• [Dataset records]:

* * *

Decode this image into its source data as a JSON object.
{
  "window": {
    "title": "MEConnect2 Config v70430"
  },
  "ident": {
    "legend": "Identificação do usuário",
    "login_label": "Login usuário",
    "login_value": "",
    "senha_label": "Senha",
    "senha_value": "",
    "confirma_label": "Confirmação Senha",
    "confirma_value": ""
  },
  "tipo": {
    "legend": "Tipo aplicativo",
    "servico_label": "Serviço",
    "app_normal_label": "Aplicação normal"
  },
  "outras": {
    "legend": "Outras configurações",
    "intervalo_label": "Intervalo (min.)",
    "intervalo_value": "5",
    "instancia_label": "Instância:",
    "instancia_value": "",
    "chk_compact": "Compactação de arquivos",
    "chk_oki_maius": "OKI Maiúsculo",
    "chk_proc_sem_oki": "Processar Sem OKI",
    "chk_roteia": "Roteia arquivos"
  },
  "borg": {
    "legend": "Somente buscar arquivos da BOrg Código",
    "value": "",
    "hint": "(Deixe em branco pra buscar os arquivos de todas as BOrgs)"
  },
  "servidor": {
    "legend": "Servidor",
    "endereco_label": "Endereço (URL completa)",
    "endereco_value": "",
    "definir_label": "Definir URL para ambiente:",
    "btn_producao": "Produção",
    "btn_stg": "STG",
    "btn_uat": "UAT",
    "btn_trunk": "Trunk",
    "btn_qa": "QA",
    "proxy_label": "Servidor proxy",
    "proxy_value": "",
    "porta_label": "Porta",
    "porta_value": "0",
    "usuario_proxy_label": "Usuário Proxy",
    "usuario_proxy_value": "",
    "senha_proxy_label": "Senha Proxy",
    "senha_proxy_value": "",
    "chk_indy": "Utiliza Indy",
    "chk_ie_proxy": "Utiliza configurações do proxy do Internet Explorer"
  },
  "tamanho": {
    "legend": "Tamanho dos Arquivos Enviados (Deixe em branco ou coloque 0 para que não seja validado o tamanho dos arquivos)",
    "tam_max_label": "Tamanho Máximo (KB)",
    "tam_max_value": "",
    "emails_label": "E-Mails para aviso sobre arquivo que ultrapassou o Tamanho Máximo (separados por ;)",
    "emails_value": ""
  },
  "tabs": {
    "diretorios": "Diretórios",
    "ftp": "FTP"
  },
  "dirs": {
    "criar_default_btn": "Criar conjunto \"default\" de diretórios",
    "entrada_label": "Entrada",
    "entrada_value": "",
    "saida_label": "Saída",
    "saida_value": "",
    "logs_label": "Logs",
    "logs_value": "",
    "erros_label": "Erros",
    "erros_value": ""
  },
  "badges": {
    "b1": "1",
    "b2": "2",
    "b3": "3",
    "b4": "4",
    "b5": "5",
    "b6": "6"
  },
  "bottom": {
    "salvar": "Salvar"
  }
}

* * *

• [Direction]: Copy each line of the listing that includes "buscar".

• [Task solution]:
    "legend": "Somente buscar arquivos da BOrg Código",
    "hint": "(Deixe em branco pra buscar os arquivos de todas as BOrgs)"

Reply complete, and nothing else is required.